### SET TASK
Will you output the entries below exactly, skipping every image they contain?

### SUPPLIED INFORMATION
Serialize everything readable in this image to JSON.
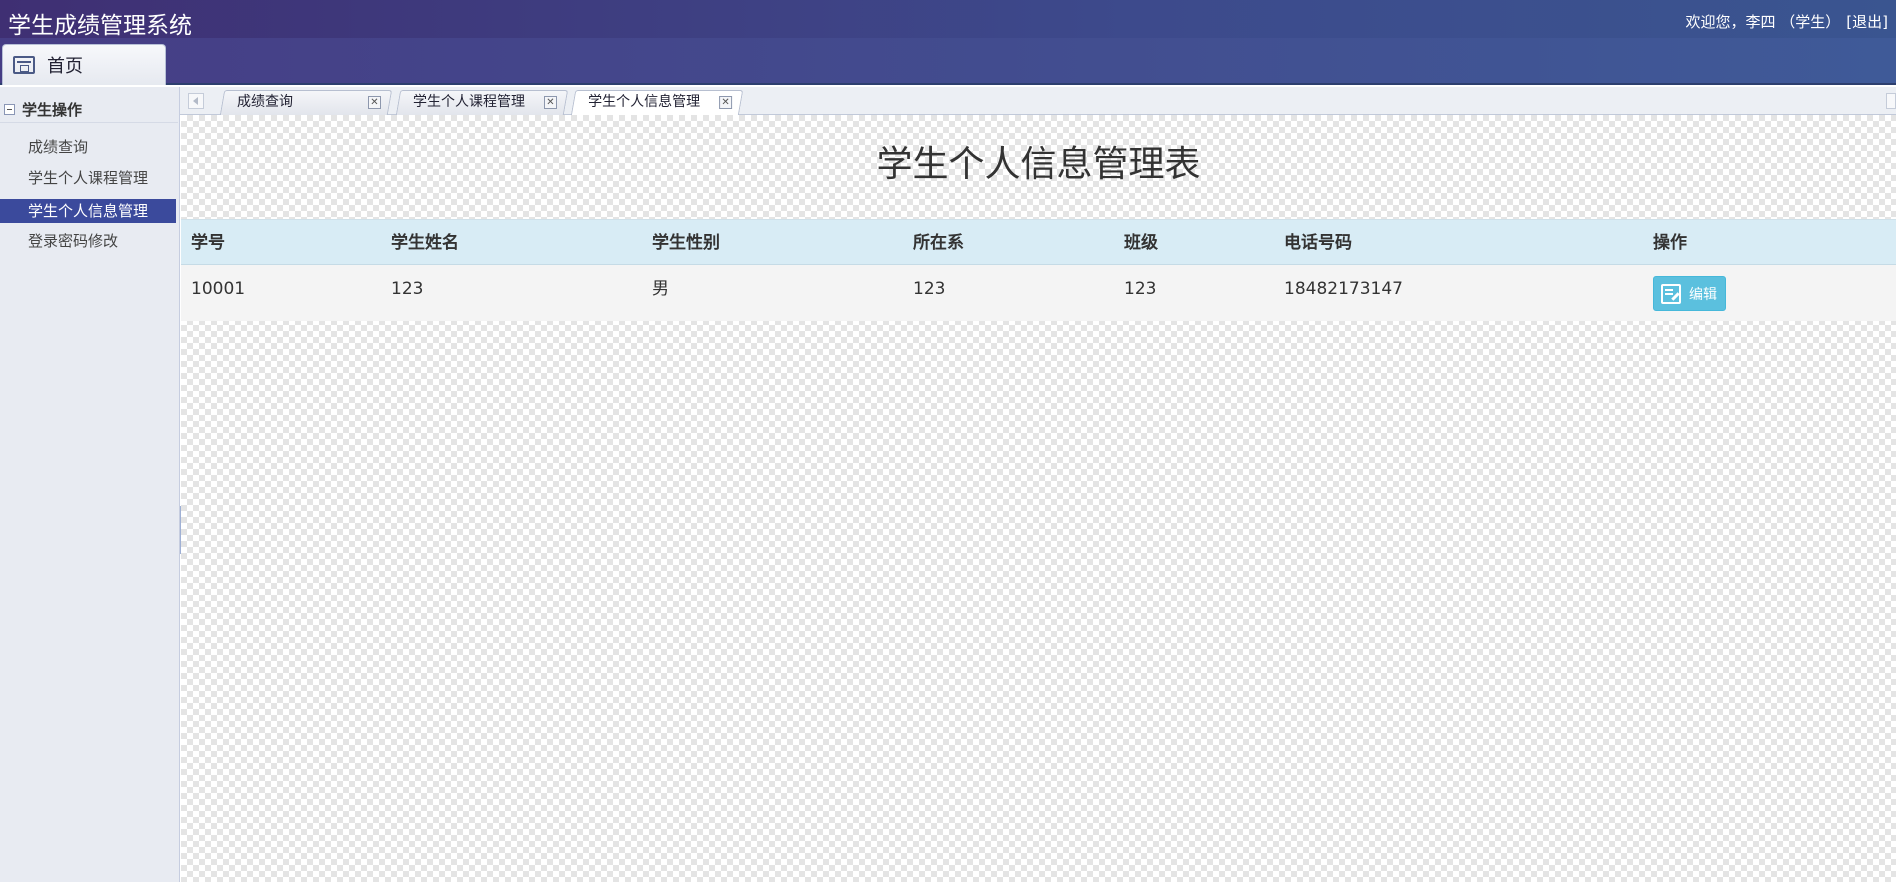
{
  "header": {
    "app_title": "学生成绩管理系统",
    "welcome": "欢迎您，李四 （学生）",
    "logout": "[退出]"
  },
  "nav": {
    "home_label": "首页"
  },
  "sidebar": {
    "group_label": "学生操作",
    "items": [
      {
        "label": "成绩查询"
      },
      {
        "label": "学生个人课程管理"
      },
      {
        "label": "学生个人信息管理"
      },
      {
        "label": "登录密码修改"
      }
    ],
    "active_index": 2
  },
  "tabs": [
    {
      "label": "成绩查询"
    },
    {
      "label": "学生个人课程管理"
    },
    {
      "label": "学生个人信息管理"
    }
  ],
  "main": {
    "page_title": "学生个人信息管理表",
    "columns": [
      "学号",
      "学生姓名",
      "学生性别",
      "所在系",
      "班级",
      "电话号码",
      "操作"
    ],
    "rows": [
      {
        "cells": [
          "10001",
          "123",
          "男",
          "123",
          "123",
          "18482173147"
        ],
        "action": "编辑"
      }
    ]
  },
  "colors": {
    "active_menu": "#3b4a9c",
    "header_row": "#d8ecf5",
    "edit_button": "#5bc0de"
  }
}
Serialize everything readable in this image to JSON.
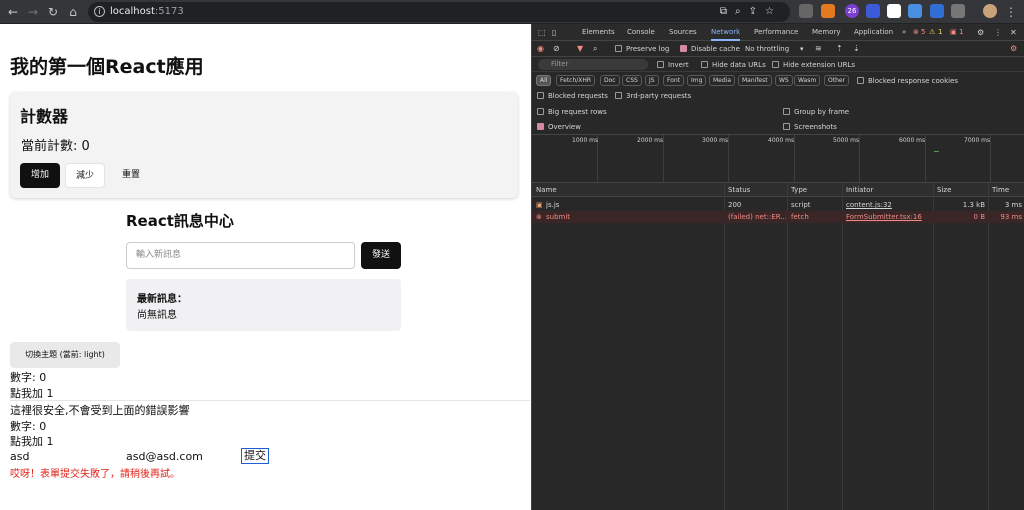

### EXERCISE RESPONSE
Serialize everything readable in this image to JSON.
{
  "header": {
    "app_title": "学生成绩管理系统",
    "welcome": "欢迎您，李四 （学生）",
    "logout": "[退出]"
  },
  "nav": {
    "home_label": "首页"
  },
  "sidebar": {
    "group_label": "学生操作",
    "items": [
      {
        "label": "成绩查询"
      },
      {
        "label": "学生个人课程管理"
      },
      {
        "label": "学生个人信息管理"
      },
      {
        "label": "登录密码修改"
      }
    ],
    "active_index": 2
  },
  "tabs": [
    {
      "label": "成绩查询"
    },
    {
      "label": "学生个人课程管理"
    },
    {
      "label": "学生个人信息管理"
    }
  ],
  "main": {
    "page_title": "学生个人信息管理表",
    "columns": [
      "学号",
      "学生姓名",
      "学生性别",
      "所在系",
      "班级",
      "电话号码",
      "操作"
    ],
    "rows": [
      {
        "cells": [
          "10001",
          "123",
          "男",
          "123",
          "123",
          "18482173147"
        ],
        "action": "编辑"
      }
    ]
  },
  "colors": {
    "active_menu": "#3b4a9c",
    "header_row": "#d8ecf5",
    "edit_button": "#5bc0de"
  }
}
Serialize everything readable in this image to JSON.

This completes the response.